### Exercise requirements:
Retype nothing except the lines below from the one with "Convert this screenshot" through the one with "What's the underlying", exactly, with images left out.

◆ ◆ ◆

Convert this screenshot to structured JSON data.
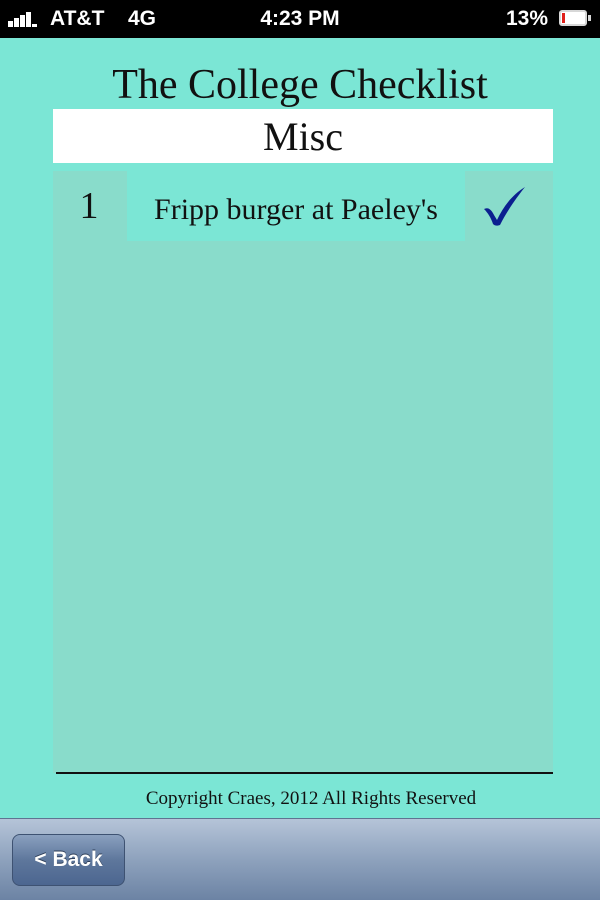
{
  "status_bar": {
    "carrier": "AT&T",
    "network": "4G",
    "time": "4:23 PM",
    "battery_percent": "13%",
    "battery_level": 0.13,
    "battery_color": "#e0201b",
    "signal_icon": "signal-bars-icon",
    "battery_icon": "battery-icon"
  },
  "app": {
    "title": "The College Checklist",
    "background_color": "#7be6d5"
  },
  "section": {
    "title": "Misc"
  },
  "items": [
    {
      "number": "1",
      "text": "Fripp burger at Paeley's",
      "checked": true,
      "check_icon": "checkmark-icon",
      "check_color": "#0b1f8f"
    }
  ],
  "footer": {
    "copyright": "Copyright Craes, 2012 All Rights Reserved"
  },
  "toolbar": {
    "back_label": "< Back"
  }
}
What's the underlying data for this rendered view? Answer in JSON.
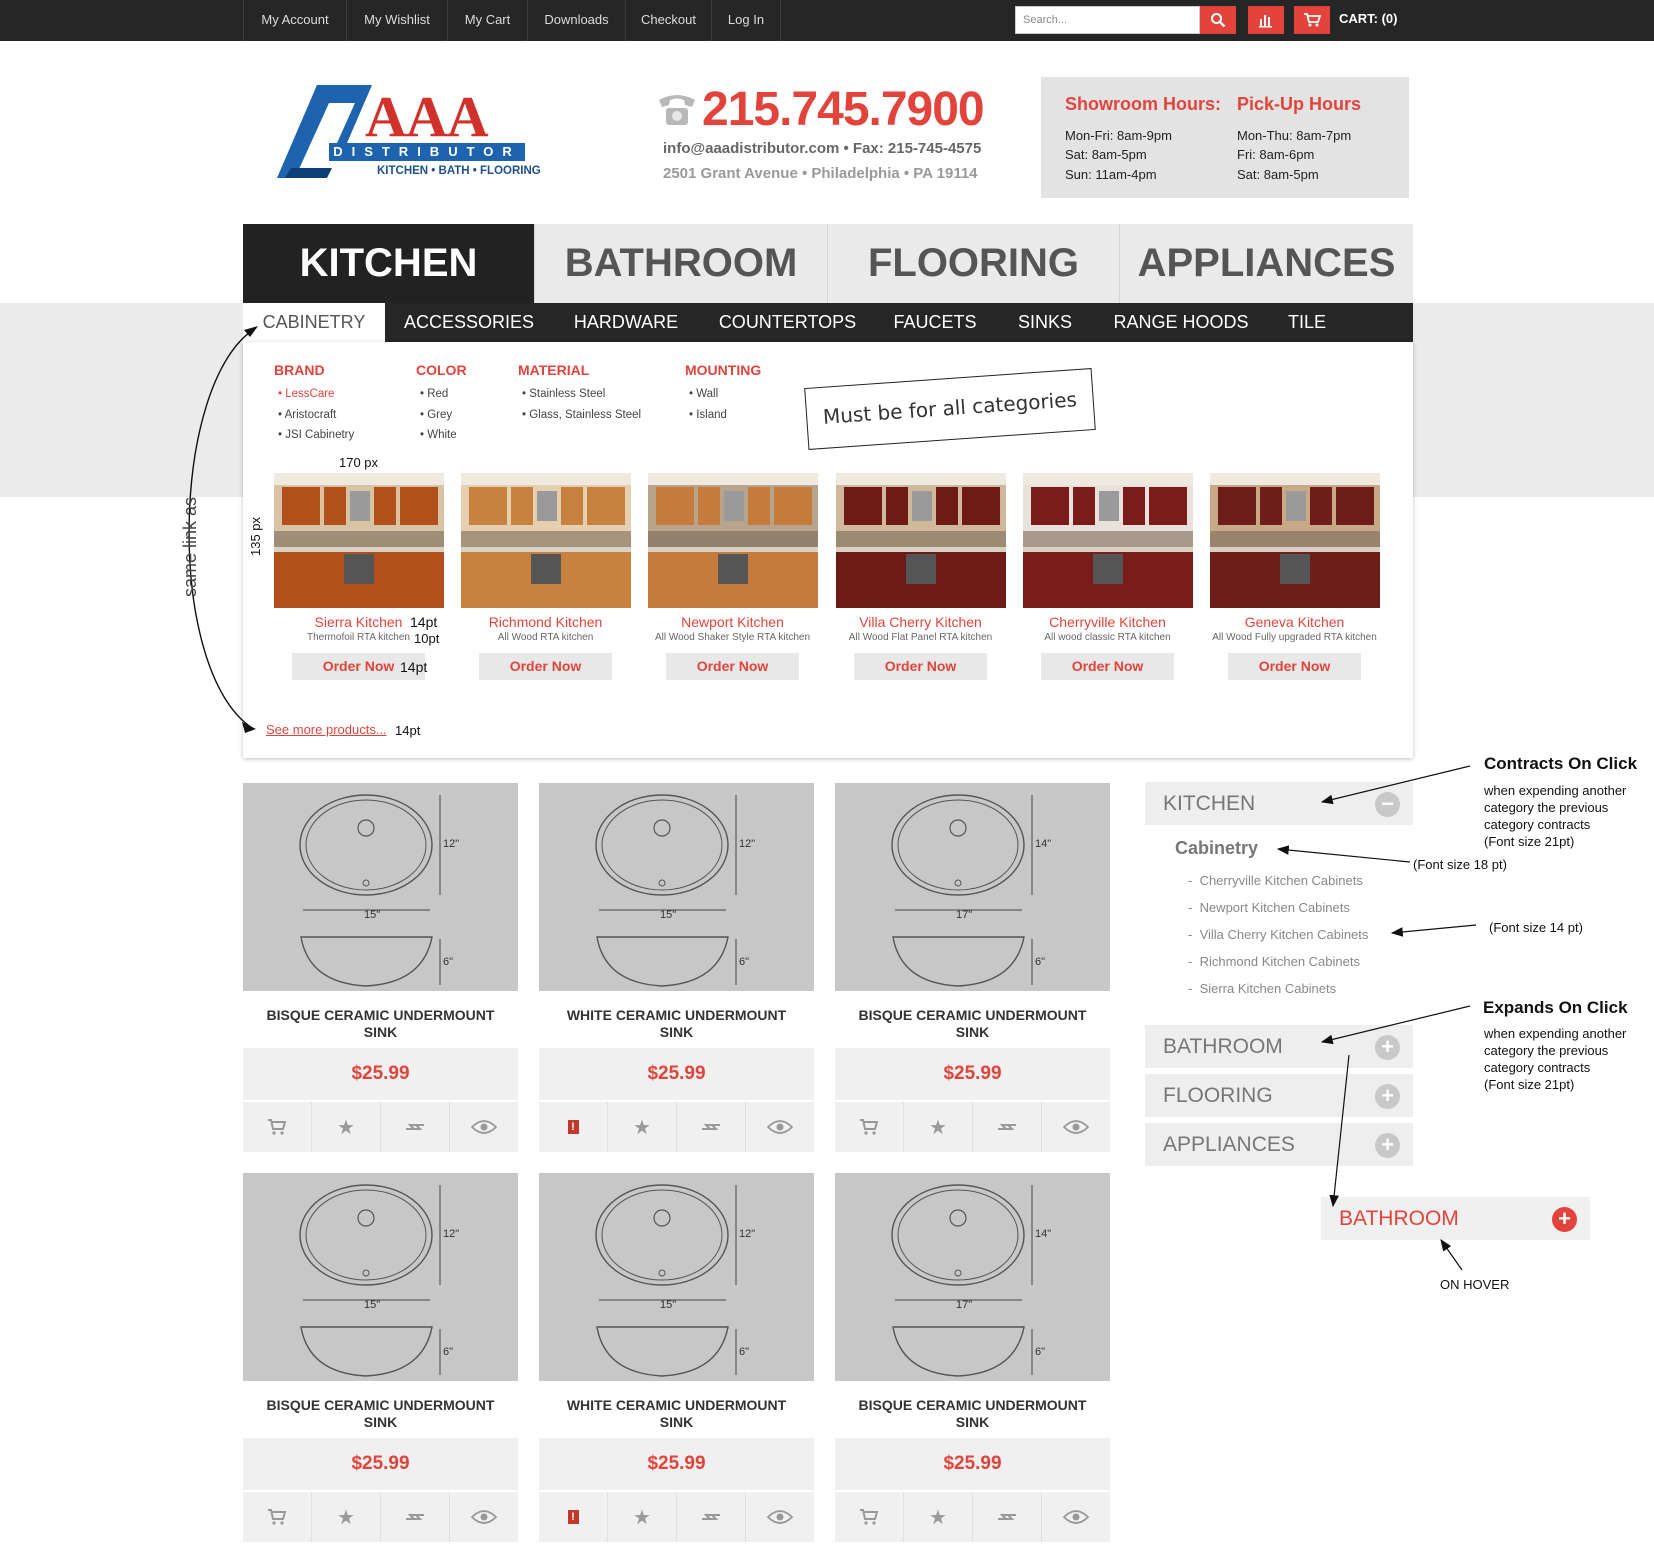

◆ ◆ ◆

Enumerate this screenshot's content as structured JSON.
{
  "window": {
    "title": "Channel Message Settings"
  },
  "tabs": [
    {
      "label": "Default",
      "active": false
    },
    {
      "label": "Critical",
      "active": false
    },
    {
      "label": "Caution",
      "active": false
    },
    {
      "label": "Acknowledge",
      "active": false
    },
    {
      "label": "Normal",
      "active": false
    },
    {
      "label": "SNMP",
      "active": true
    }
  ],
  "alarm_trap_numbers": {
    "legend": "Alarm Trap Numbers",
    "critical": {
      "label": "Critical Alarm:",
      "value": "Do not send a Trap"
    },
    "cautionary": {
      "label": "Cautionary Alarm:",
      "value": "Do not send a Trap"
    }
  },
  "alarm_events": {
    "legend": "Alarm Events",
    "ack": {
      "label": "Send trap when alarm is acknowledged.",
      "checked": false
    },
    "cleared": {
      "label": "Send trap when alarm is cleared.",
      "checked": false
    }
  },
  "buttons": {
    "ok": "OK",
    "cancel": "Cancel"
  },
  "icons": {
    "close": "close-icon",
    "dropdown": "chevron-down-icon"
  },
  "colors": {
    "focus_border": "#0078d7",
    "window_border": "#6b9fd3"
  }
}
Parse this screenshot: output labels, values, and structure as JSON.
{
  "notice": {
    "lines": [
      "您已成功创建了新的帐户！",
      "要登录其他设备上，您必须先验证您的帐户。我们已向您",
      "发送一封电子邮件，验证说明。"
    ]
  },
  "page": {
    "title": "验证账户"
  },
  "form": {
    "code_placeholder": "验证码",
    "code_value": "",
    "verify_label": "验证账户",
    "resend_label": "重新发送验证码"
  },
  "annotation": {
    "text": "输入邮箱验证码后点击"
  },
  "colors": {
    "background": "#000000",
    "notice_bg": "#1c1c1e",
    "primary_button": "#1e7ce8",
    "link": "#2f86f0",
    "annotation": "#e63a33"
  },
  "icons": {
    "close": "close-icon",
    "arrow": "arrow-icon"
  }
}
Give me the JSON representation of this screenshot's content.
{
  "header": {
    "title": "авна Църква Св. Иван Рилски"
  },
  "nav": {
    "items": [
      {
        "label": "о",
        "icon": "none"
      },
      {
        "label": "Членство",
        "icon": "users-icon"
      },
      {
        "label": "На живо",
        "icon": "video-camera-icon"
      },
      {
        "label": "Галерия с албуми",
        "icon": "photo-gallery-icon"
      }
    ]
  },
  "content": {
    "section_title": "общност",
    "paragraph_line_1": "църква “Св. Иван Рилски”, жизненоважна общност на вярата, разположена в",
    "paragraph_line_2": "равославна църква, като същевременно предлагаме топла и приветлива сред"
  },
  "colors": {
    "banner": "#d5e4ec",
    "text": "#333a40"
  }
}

◆ ◆ ◆

### Answer in full:
Convert this screenshot to structured JSON data.
{
  "status_bar": {
    "carrier": "AT&T",
    "network": "4G",
    "time": "4:23 PM",
    "battery_percent": "13%",
    "battery_level": 0.13,
    "battery_color": "#e0201b",
    "signal_icon": "signal-bars-icon",
    "battery_icon": "battery-icon"
  },
  "app": {
    "title": "The College Checklist",
    "background_color": "#7be6d5"
  },
  "section": {
    "title": "Misc"
  },
  "items": [
    {
      "number": "1",
      "text": "Fripp burger at Paeley's",
      "checked": true,
      "check_icon": "checkmark-icon",
      "check_color": "#0b1f8f"
    }
  ],
  "footer": {
    "copyright": "Copyright Craes, 2012 All Rights Reserved"
  },
  "toolbar": {
    "back_label": "< Back"
  }
}
What's the underlying data for this rendered view? Answer in JSON.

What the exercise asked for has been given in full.